Goal: Repeat the material exactly, leaving nothing out.

Material provided:
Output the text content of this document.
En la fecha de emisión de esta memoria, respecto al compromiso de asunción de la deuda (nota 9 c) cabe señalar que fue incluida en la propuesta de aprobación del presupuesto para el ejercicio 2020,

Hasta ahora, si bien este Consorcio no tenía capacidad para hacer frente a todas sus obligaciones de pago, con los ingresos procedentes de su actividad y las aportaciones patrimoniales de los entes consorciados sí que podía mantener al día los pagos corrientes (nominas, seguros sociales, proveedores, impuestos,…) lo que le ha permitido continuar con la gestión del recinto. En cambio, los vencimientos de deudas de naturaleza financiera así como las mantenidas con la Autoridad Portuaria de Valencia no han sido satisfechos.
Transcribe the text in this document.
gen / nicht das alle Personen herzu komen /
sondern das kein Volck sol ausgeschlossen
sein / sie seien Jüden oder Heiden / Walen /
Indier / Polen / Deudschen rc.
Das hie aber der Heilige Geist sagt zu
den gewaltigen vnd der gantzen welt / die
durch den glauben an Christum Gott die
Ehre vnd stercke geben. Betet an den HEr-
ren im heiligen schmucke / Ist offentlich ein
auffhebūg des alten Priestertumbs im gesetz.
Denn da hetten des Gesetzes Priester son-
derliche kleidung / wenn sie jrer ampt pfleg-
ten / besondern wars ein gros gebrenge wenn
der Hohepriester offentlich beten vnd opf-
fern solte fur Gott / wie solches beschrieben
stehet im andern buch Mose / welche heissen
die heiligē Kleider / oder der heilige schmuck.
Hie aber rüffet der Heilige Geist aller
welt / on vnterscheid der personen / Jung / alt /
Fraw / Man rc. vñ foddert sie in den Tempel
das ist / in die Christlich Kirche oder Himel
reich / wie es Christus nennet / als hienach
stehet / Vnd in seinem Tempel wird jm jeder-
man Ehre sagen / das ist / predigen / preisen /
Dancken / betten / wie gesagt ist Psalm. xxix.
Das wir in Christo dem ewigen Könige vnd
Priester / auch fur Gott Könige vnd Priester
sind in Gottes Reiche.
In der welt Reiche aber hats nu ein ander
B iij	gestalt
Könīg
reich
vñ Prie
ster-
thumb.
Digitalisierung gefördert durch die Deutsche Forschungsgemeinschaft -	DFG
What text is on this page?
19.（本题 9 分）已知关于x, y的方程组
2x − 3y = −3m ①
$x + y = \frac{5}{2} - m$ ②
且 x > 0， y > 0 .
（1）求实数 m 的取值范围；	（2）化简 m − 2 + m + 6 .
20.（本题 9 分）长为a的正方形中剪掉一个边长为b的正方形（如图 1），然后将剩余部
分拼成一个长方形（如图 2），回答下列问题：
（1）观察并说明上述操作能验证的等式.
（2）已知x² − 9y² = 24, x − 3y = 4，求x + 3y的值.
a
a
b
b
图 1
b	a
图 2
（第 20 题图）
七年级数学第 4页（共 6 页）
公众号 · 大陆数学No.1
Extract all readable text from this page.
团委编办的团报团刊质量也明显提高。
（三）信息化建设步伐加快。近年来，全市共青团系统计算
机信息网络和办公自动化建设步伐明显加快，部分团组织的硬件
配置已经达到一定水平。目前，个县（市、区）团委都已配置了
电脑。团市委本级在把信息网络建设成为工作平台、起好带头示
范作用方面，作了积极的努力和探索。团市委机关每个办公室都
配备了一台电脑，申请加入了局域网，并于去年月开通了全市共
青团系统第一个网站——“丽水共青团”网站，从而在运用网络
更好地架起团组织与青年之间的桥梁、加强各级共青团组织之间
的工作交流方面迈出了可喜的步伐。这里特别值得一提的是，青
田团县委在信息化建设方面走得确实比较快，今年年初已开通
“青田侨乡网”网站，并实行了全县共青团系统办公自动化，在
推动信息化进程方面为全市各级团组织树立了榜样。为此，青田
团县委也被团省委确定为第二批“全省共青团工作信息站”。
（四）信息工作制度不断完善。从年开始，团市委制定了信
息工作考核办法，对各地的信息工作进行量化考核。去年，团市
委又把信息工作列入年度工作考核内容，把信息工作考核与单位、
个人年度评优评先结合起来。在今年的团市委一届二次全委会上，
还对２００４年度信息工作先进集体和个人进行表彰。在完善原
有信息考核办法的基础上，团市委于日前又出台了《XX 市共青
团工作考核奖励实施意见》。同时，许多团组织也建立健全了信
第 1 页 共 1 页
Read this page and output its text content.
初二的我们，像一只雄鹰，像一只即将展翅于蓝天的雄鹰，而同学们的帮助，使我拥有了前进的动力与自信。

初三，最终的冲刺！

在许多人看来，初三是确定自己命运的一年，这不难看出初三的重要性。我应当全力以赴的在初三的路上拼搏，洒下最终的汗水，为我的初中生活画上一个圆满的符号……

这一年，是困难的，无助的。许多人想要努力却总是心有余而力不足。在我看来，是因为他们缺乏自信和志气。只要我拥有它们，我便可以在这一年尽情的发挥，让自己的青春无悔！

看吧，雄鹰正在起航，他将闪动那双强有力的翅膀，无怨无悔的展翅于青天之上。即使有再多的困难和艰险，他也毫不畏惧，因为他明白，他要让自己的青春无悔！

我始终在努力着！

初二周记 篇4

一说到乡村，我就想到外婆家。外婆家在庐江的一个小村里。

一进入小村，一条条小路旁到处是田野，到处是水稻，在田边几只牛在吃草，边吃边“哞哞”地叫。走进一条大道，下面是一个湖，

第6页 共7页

Expected answer:
Output the text content of this document.
En la fecha de emisión de esta memoria, respecto al compromiso de asunción de la deuda (nota 9 c) cabe señalar que fue incluida en la propuesta de aprobación del presupuesto para el ejercicio 2020,

Hasta ahora, si bien este Consorcio no tenía capacidad para hacer frente a todas sus obligaciones de pago, con los ingresos procedentes de su actividad y las aportaciones patrimoniales de los entes consorciados sí que podía mantener al día los pagos corrientes (nominas, seguros sociales, proveedores, impuestos,…) lo que le ha permitido continuar con la gestión del recinto. En cambio, los vencimientos de deudas de naturaleza financiera así como las mantenidas con la Autoridad Portuaria de Valencia no han sido satisfechos.
Transcribe the text in this document.
gen / nicht das alle Personen herzu komen /
sondern das kein Volck sol ausgeschlossen
sein / sie seien Jüden oder Heiden / Walen /
Indier / Polen / Deudschen rc.
Das hie aber der Heilige Geist sagt zu
den gewaltigen vnd der gantzen welt / die
durch den glauben an Christum Gott die
Ehre vnd stercke geben. Betet an den HEr-
ren im heiligen schmucke / Ist offentlich ein
auffhebūg des alten Priestertumbs im gesetz.
Denn da hetten des Gesetzes Priester son-
derliche kleidung / wenn sie jrer ampt pfleg-
ten / besondern wars ein gros gebrenge wenn
der Hohepriester offentlich beten vnd opf-
fern solte fur Gott / wie solches beschrieben
stehet im andern buch Mose / welche heissen
die heiligē Kleider / oder der heilige schmuck.
Hie aber rüffet der Heilige Geist aller
welt / on vnterscheid der personen / Jung / alt /
Fraw / Man rc. vñ foddert sie in den Tempel
das ist / in die Christlich Kirche oder Himel
reich / wie es Christus nennet / als hienach
stehet / Vnd in seinem Tempel wird jm jeder-
man Ehre sagen / das ist / predigen / preisen /
Dancken / betten / wie gesagt ist Psalm. xxix.
Das wir in Christo dem ewigen Könige vnd
Priester / auch fur Gott Könige vnd Priester
sind in Gottes Reiche.
In der welt Reiche aber hats nu ein ander
B iij	gestalt
Könīg
reich
vñ Prie
ster-
thumb.
Digitalisierung gefördert durch die Deutsche Forschungsgemeinschaft -	DFG
What text is on this page?
19.（本题 9 分）已知关于x, y的方程组
2x − 3y = −3m ①
$x + y = \frac{5}{2} - m$ ②
且 x > 0， y > 0 .
（1）求实数 m 的取值范围；	（2）化简 m − 2 + m + 6 .
20.（本题 9 分）长为a的正方形中剪掉一个边长为b的正方形（如图 1），然后将剩余部
分拼成一个长方形（如图 2），回答下列问题：
（1）观察并说明上述操作能验证的等式.
（2）已知x² − 9y² = 24, x − 3y = 4，求x + 3y的值.
a
a
b
b
图 1
b	a
图 2
（第 20 题图）
七年级数学第 4页（共 6 页）
公众号 · 大陆数学No.1
Extract all readable text from this page.
团委编办的团报团刊质量也明显提高。
（三）信息化建设步伐加快。近年来，全市共青团系统计算
机信息网络和办公自动化建设步伐明显加快，部分团组织的硬件
配置已经达到一定水平。目前，个县（市、区）团委都已配置了
电脑。团市委本级在把信息网络建设成为工作平台、起好带头示
范作用方面，作了积极的努力和探索。团市委机关每个办公室都
配备了一台电脑，申请加入了局域网，并于去年月开通了全市共
青团系统第一个网站——“丽水共青团”网站，从而在运用网络
更好地架起团组织与青年之间的桥梁、加强各级共青团组织之间
的工作交流方面迈出了可喜的步伐。这里特别值得一提的是，青
田团县委在信息化建设方面走得确实比较快，今年年初已开通
“青田侨乡网”网站，并实行了全县共青团系统办公自动化，在
推动信息化进程方面为全市各级团组织树立了榜样。为此，青田
团县委也被团省委确定为第二批“全省共青团工作信息站”。
（四）信息工作制度不断完善。从年开始，团市委制定了信
息工作考核办法，对各地的信息工作进行量化考核。去年，团市
委又把信息工作列入年度工作考核内容，把信息工作考核与单位、
个人年度评优评先结合起来。在今年的团市委一届二次全委会上，
还对２００４年度信息工作先进集体和个人进行表彰。在完善原
有信息考核办法的基础上，团市委于日前又出台了《XX 市共青
团工作考核奖励实施意见》。同时，许多团组织也建立健全了信
第 1 页 共 1 页
Read this page and output its text content.
初二的我们，像一只雄鹰，像一只即将展翅于蓝天的雄鹰，而同学们的帮助，使我拥有了前进的动力与自信。

初三，最终的冲刺！

在许多人看来，初三是确定自己命运的一年，这不难看出初三的重要性。我应当全力以赴的在初三的路上拼搏，洒下最终的汗水，为我的初中生活画上一个圆满的符号……

这一年，是困难的，无助的。许多人想要努力却总是心有余而力不足。在我看来，是因为他们缺乏自信和志气。只要我拥有它们，我便可以在这一年尽情的发挥，让自己的青春无悔！

看吧，雄鹰正在起航，他将闪动那双强有力的翅膀，无怨无悔的展翅于青天之上。即使有再多的困难和艰险，他也毫不畏惧，因为他明白，他要让自己的青春无悔！

我始终在努力着！

初二周记 篇4

一说到乡村，我就想到外婆家。外婆家在庐江的一个小村里。

一进入小村，一条条小路旁到处是田野，到处是水稻，在田边几只牛在吃草，边吃边“哞哞”地叫。走进一条大道，下面是一个湖，

第6页 共7页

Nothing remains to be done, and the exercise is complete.